__Exercise__: What lines of the data hold the string "Corazón"? Pull each one out.

[Stored dataset items]
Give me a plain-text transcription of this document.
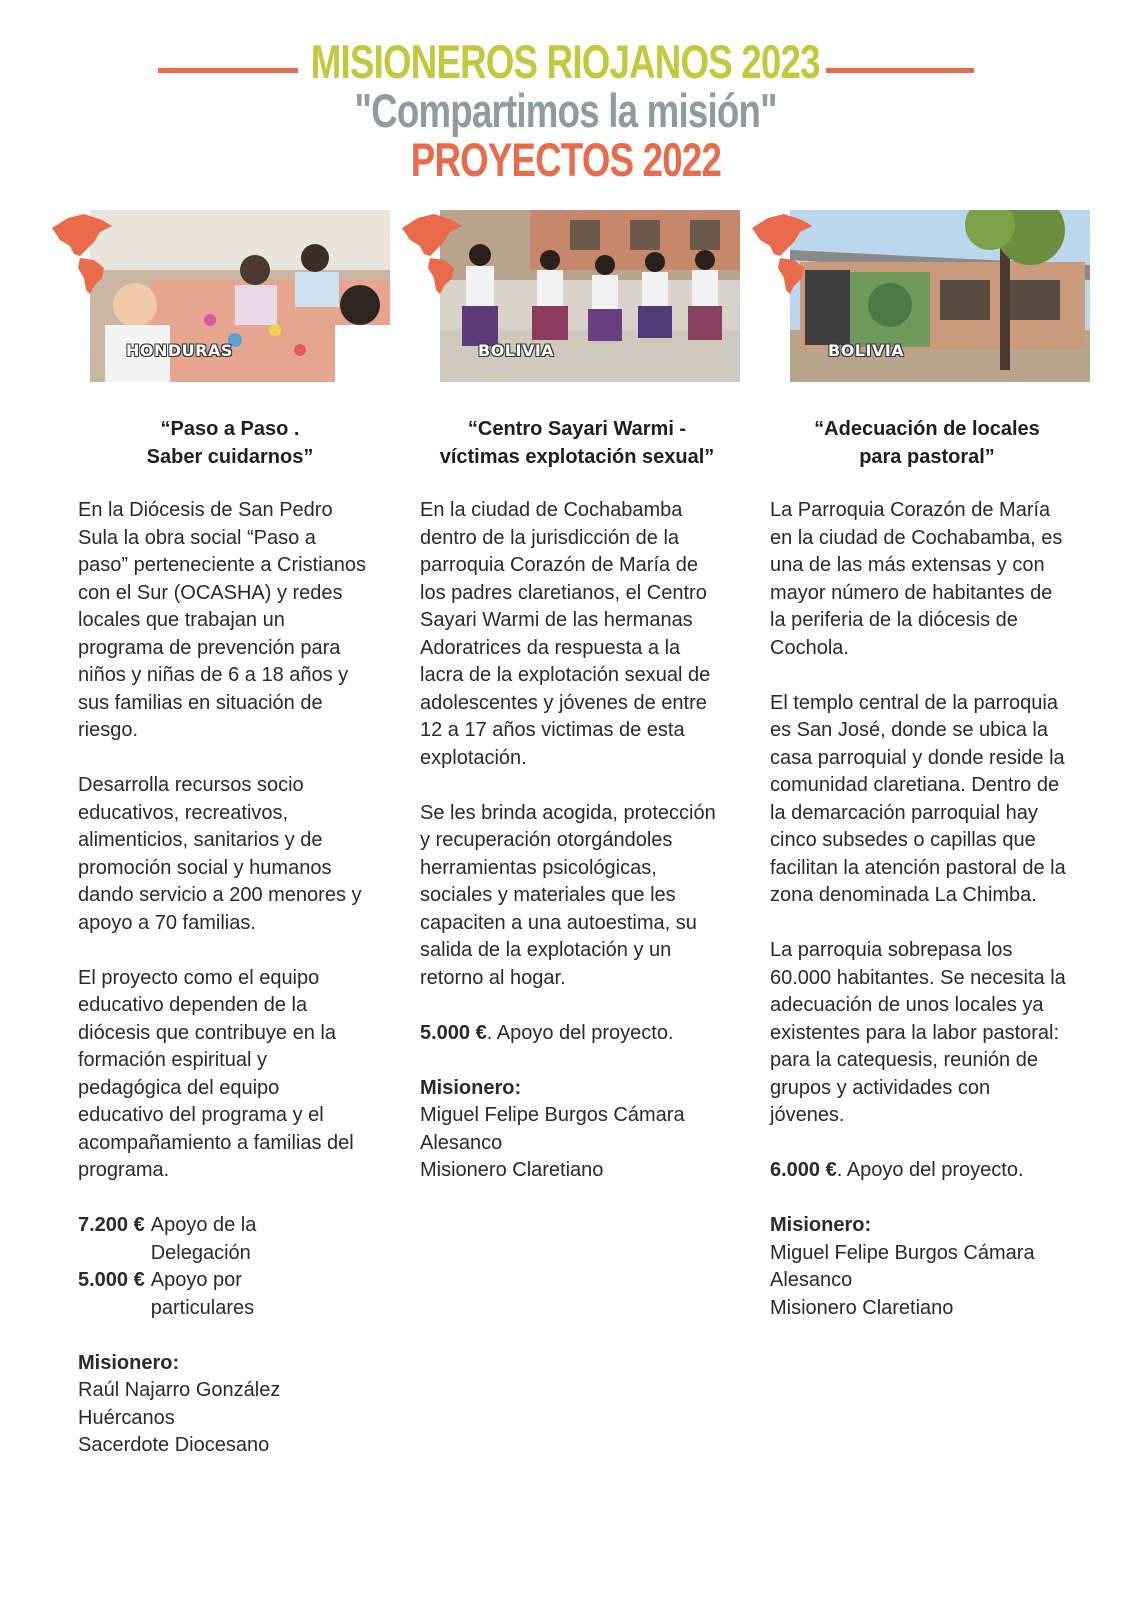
MISIONEROS RIOJANOS 2023
"Compartimos la misión"
PROYECTOS 2022
HONDURAS
“Paso a Paso .
Saber cuidarnos”

En la Diócesis de San Pedro Sula la obra social “Paso a paso” perteneciente a Cristianos con el Sur (OCASHA) y redes locales que trabajan un programa de prevención para niños y niñas de 6 a 18 años y sus familias en situación de riesgo.

Desarrolla recursos socio educativos, recreativos, alimenticios, sanitarios y de promoción social y humanos dando servicio a 200 menores y apoyo a 70 familias.

El proyecto como el equipo educativo dependen de la diócesis que contribuye en la formación espiritual y pedagógica del equipo educativo del programa y el acompañamiento a familias del programa.

7.200 € Apoyo de la Delegación
5.000 € Apoyo por particulares
Misionero:
Raúl Najarro González
Huércanos
Sacerdote Diocesano
BOLIVIA
“Centro Sayari Warmi -
víctimas explotación sexual”

En la ciudad de Cochabamba dentro de la jurisdicción de la parroquia Corazón de María de los padres claretianos, el Centro Sayari Warmi de las hermanas Adoratrices da respuesta a la lacra de la explotación sexual de adolescentes y jóvenes de entre 12 a 17 años victimas de esta explotación.

Se les brinda acogida, protección y recuperación otorgándoles herramientas psicológicas, sociales y materiales que les capaciten a una autoestima, su salida de la explotación y un retorno al hogar.

5.000 €. Apoyo del proyecto.

Misionero:
Miguel Felipe Burgos Cámara
Alesanco
Misionero Claretiano
BOLIVIA
“Adecuación de locales
para pastoral”

La Parroquia Corazón de María en la ciudad de Cochabamba, es una de las más extensas y con mayor número de habitantes de la periferia de la diócesis de Cochola.

El templo central de la parroquia es San José, donde se ubica la casa parroquial y donde reside la comunidad claretiana. Dentro de la demarcación parroquial hay cinco subsedes o capillas que facilitan la atención pastoral de la zona denominada La Chimba.

La parroquia sobrepasa los 60.000 habitantes. Se necesita la adecuación de unos locales ya existentes para la labor pastoral: para la catequesis, reunión de grupos y actividades con jóvenes.

6.000 €. Apoyo del proyecto.

Misionero:
Miguel Felipe Burgos Cámara
Alesanco
Misionero Claretiano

__Answer in full__:
En la ciudad de Cochabamba dentro de la jurisdicción de la parroquia Corazón de María de los padres claretianos, el Centro Sayari Warmi de las hermanas Adoratrices da respuesta a la lacra de la explotación sexual de adolescentes y jóvenes de entre 12 a 17 años victimas de esta explotación.
La Parroquia Corazón de María en la ciudad de Cochabamba, es una de las más extensas y con mayor número de habitantes de la periferia de la diócesis de Cochola.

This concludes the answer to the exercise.